start DATA PROVIDED
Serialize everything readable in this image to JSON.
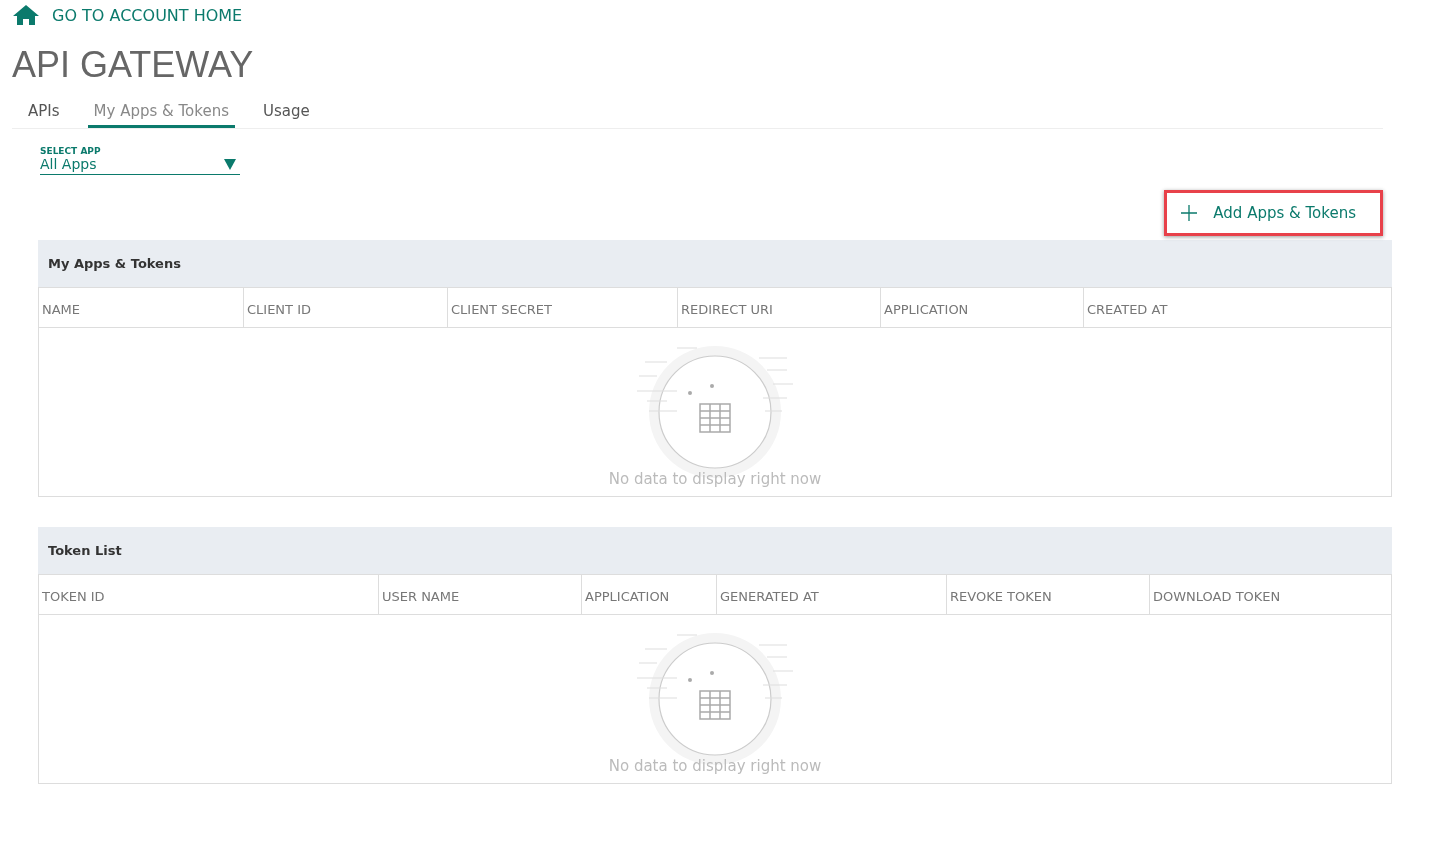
{
  "home_link": "GO TO ACCOUNT HOME",
  "title": "API GATEWAY",
  "tabs": [
    {
      "label": "APIs",
      "selected": false
    },
    {
      "label": "My Apps & Tokens",
      "selected": true
    },
    {
      "label": "Usage",
      "selected": false
    }
  ],
  "select_app": {
    "label": "SELECT APP",
    "value": "All Apps"
  },
  "add_button": "Add Apps & Tokens",
  "panels": [
    {
      "title": "My Apps & Tokens",
      "columns": [
        "NAME",
        "CLIENT ID",
        "CLIENT SECRET",
        "REDIRECT URI",
        "APPLICATION",
        "CREATED AT"
      ],
      "empty_text": "No data to display right now"
    },
    {
      "title": "Token List",
      "columns": [
        "TOKEN ID",
        "USER NAME",
        "APPLICATION",
        "GENERATED AT",
        "REVOKE TOKEN",
        "DOWNLOAD TOKEN"
      ],
      "empty_text": "No data to display right now"
    }
  ]
}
end DATA PROVIDED
- DESCRIPTION OF THE TASK: In the material above, tally every line with the string "label" in it, then give that number alone.

- EXPECTED ANSWER: 4